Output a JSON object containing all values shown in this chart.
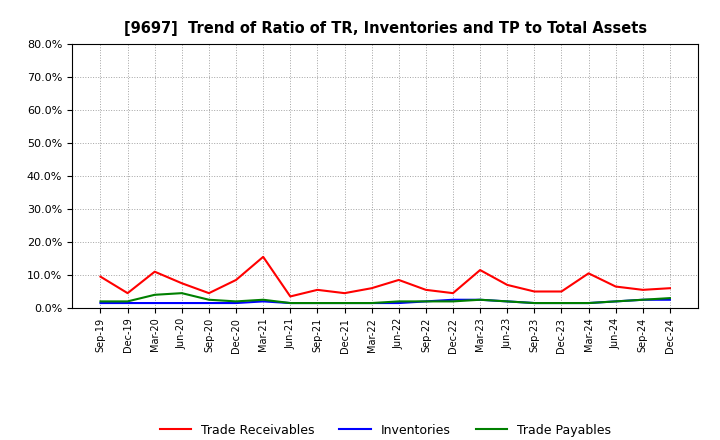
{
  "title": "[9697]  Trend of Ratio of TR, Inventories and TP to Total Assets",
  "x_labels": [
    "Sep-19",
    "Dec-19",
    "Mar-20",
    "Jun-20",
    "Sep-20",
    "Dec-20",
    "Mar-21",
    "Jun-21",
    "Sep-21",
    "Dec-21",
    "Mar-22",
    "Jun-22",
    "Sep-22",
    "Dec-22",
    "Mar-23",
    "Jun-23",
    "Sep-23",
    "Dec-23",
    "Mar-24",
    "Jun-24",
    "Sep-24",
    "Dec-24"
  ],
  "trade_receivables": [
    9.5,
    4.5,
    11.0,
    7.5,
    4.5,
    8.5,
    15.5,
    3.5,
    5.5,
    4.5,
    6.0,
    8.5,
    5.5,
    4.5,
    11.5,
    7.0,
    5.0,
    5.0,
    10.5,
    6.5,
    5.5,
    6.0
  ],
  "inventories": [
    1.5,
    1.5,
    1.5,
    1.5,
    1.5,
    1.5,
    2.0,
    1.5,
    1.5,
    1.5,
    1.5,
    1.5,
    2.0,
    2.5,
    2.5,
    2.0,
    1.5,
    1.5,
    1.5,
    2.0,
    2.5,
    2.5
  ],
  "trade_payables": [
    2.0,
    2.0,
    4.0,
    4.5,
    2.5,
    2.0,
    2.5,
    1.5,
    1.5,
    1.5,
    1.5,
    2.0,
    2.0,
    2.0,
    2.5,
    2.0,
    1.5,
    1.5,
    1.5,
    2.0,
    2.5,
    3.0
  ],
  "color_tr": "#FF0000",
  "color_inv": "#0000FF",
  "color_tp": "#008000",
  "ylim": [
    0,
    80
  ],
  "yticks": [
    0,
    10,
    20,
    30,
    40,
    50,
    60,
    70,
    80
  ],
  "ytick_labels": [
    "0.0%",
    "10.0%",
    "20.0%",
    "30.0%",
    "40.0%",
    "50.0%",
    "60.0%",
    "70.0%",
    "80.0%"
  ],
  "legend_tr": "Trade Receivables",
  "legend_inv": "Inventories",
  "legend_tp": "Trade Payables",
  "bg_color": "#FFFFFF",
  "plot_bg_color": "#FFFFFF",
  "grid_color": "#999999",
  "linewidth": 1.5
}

==

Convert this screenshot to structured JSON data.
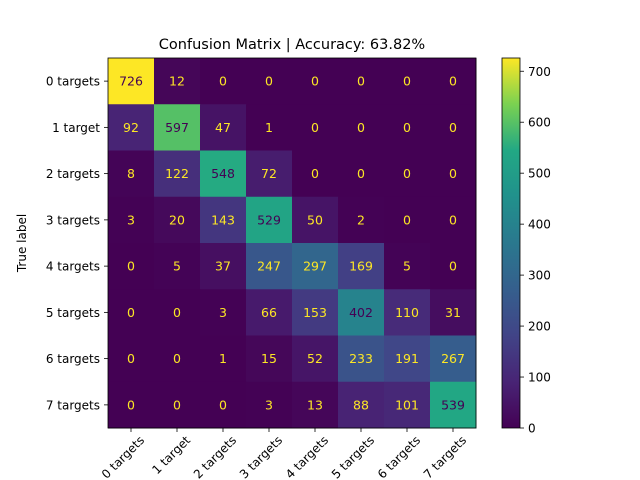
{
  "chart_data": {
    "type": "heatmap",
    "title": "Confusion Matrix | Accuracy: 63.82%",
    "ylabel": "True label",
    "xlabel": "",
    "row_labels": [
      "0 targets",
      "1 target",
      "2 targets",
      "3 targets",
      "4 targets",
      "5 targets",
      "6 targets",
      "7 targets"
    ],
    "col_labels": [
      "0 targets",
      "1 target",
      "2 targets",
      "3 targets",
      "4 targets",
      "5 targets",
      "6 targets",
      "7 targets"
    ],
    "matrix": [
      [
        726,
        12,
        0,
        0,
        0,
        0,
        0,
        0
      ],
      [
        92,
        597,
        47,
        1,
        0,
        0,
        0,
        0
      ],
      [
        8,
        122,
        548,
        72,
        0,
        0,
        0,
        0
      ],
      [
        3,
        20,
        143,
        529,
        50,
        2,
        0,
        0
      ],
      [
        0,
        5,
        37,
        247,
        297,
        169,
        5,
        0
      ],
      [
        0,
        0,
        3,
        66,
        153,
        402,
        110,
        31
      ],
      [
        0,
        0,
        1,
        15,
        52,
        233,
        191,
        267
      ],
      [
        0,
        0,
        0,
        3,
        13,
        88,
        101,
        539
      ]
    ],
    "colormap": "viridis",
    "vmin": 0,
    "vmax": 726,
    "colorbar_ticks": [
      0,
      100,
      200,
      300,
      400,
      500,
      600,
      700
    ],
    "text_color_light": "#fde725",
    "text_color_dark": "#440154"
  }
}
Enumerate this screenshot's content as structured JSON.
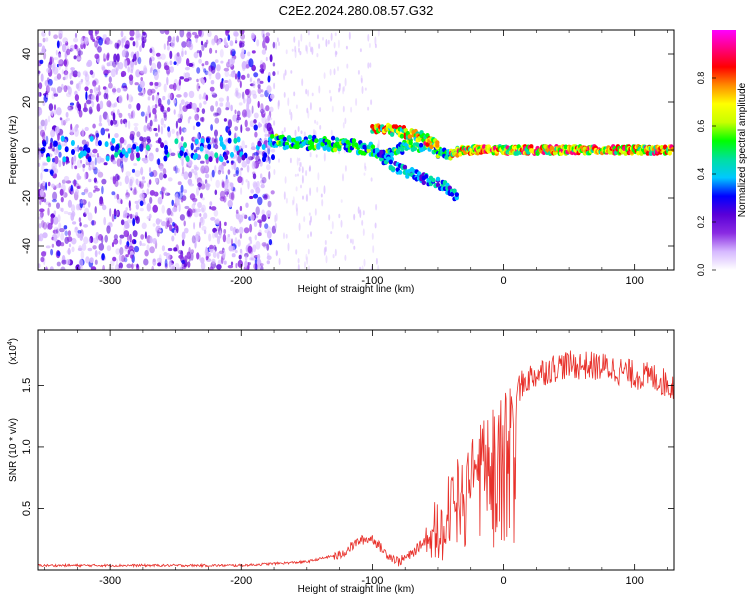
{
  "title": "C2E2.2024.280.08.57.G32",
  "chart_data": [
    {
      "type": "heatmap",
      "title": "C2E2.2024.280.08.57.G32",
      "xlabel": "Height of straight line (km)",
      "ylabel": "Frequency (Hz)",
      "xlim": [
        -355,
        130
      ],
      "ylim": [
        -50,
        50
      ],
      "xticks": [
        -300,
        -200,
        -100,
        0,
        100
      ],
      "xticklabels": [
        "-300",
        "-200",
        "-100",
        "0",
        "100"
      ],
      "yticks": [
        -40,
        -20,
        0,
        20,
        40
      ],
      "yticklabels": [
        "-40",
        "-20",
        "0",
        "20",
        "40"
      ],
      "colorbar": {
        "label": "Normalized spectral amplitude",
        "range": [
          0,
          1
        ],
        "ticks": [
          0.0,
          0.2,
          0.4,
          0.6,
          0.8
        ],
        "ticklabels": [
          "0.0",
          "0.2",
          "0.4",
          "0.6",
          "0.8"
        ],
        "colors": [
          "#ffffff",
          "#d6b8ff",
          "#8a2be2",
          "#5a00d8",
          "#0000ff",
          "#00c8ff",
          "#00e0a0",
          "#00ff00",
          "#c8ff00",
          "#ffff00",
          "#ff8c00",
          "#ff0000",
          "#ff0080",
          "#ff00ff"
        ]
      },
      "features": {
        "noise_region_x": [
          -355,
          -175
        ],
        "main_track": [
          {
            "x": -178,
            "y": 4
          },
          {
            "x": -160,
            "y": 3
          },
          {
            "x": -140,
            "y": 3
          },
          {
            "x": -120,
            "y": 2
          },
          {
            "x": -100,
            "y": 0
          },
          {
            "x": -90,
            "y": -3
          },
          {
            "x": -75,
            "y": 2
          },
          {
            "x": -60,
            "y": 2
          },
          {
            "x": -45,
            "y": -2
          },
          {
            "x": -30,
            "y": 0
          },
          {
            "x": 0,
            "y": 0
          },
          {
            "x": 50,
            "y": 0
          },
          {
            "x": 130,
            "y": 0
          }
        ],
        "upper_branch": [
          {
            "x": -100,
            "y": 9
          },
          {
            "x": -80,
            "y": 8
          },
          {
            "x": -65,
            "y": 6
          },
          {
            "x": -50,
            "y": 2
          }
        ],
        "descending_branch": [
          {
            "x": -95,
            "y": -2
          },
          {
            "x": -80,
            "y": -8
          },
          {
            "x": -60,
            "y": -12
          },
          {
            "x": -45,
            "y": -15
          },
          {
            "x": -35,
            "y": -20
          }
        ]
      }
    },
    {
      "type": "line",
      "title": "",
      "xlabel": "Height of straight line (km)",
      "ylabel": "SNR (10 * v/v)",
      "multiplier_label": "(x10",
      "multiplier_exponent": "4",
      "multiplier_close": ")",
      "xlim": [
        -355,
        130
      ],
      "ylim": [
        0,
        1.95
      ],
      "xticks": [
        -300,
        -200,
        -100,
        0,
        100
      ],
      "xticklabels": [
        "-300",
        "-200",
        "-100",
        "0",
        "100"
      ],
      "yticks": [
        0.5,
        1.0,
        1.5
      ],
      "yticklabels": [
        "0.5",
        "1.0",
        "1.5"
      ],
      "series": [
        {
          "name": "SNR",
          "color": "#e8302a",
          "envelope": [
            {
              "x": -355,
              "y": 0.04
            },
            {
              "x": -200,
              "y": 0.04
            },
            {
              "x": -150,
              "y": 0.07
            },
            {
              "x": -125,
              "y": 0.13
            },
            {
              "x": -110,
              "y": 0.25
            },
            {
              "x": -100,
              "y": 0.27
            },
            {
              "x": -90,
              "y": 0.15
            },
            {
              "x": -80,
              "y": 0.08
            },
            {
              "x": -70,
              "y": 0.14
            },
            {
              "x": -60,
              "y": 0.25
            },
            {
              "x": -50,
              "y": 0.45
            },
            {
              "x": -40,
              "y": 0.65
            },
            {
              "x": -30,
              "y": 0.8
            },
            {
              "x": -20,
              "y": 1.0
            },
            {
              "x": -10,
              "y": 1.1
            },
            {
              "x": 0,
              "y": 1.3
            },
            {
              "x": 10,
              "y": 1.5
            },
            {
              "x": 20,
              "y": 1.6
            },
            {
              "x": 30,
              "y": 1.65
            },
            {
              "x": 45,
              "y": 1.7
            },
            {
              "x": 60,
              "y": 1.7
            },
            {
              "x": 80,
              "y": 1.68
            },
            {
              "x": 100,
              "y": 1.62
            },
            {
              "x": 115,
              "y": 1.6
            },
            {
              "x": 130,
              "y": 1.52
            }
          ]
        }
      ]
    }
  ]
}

* **YOUR TASK**
Of the lines in the data, how many contain the word "type"? Provide the number and nothing further.

* **SOLUTION TO THIS TASK**
3